*Texto de lectura*
= = =

Sobre si las máquinas amenazan a los libros
Víctor Hugo Palacios |
Víctor Hugo Palacios Cruz
Fragmento de conferencia impartida
en la Universidad Católica Santo Toribio de Mogrovejo de Chiclayo, el jueves 23
de abril, con ocasión de los veinte años de la declaración del Día Mundial del
Libro por la UNESCO.
Como se dijo antes, a nuevos lectores nuevos autores.
La estrechez del sms o Twitter no ahoga sino que abre nuevas
formas de poesía. Aunque hay que decir que el haiku japonés se adelantó por unos siglos. Lo nuevo es la reformulación o tal vez la disolución del autor. Por
ejemplo, los fanfictions, o relatos
construidos a varias manos por internautas. Los soportes en línea y sus
interacciones crearán inéditas estructuras narrativas. De momento, dice Lorenzo
Soccavo, “son aún difíciles de discernir, pero creo que pueden vislumbrarse en
el universo de los videojuegos multijugador y en los universos en 3D del tipo Second life”. La edición digital seguirá
la narrativa transmedia del relato
“globalizado”.
Sin duda, la
digitalización favorece unos géneros y perjudica otros. Las ediciones de
material fragmentable –diccionarios, enciclopedias, atlas, gramáticas– se
adaptan sin resistencia a esta inmersión de textos en masas de unidades que se
leen de manera incompleta y discontinua. Estos son los primeros libros que sin
remedio dejarán de imprimirse. Influidos por los blogs, diarios, redes sociales y otros medios, son cada vez menos,
en cambio, los que se avienen a leer de largo ensayos y novelas, los formatos
más vulnerables en la era de lo virtual.
Por último, las
nuevas generaciones leen y a la vez escuchan música o tienen una red social
abierta. Lo que obliga a los escritores como a cualquier creador audiovisual, a
puntuar sus obras de segmentos separables y sobresaltos calculados para
aumentar el interés. No se piensa más en un lector fiel y paciente, sino en un
receptor con cada una de cuyos estímulos circundantes es inevitable competir.
La prosa virará hacia lo llamativo, breve e inconexo.
Y mientras la nueva literatura se toma su tiempo, la
industria editorial no cesa de poner en el mercado más títulos cada año. La
predicción de Bill Gates está lejos de cumplirse. Recordemos que el rollo
coexistió con el códice hasta el siglo X. Por cierto, la imputación que se hace
a los libros de deforestar la Tierra al usar papel fabricado con celulosa es en
parte injusta e interesada: cada vez se emplean más insumos reciclados. Por el
contrario, la sospechosa obsolescencia de los aparatos electrónicos levanta
montañas de chatarra cuyos metales calcinan el aire y los suelos.

= = =

*Reto*
Decide si cada afirmación concuerda con el texto sobre las máquinas y los libros. Contesta sí o no y cita las palabras del texto que lo deciden.
1. Los diccionarios y las enciclopedias se adaptan con facilidad a la digitalización.
2. El rollo dejó de usarse en cuanto apareció el códice.
3. Los ensayos y las novelas figuran entre los formatos más vulnerables en la era de lo virtual.

*Datos recopilados*
= = =

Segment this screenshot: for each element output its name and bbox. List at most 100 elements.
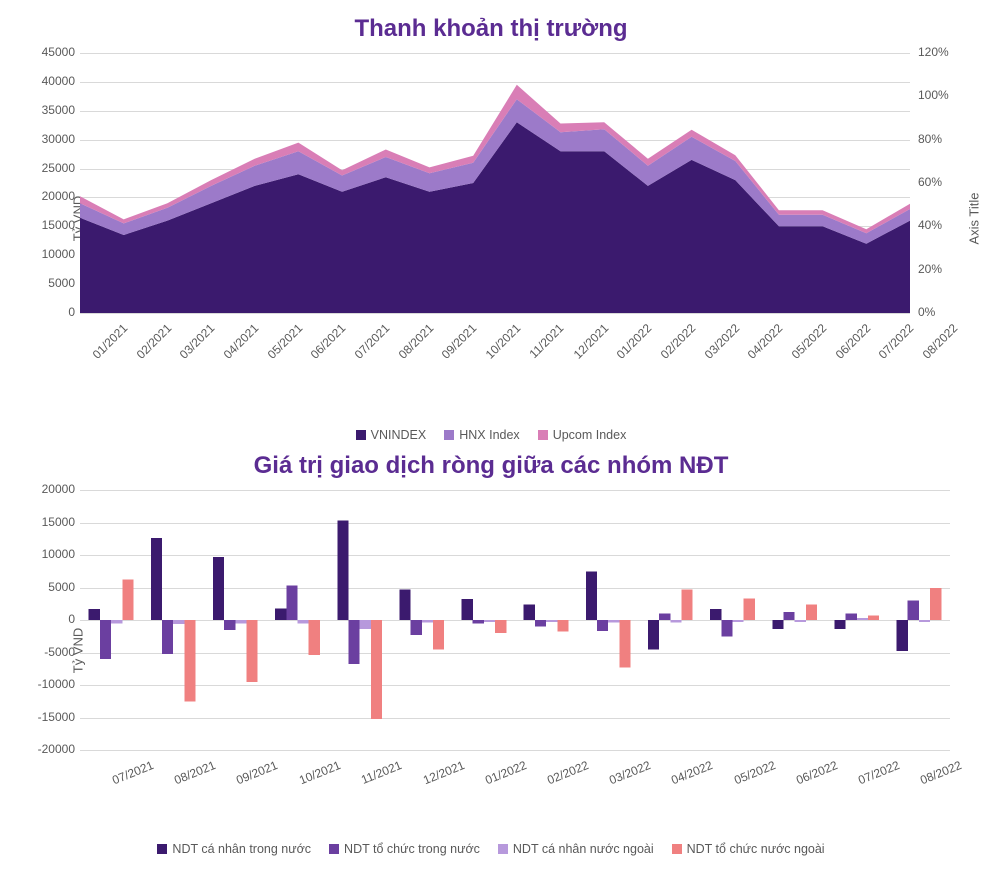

= = =

*Solución del problema*
1. Sí: «adaptan sin resistencia a esta inmersión de textos».
2. No: «coexistió con el códice hasta el siglo X».
3. Sí: «más vulnerables en la era de lo virtual».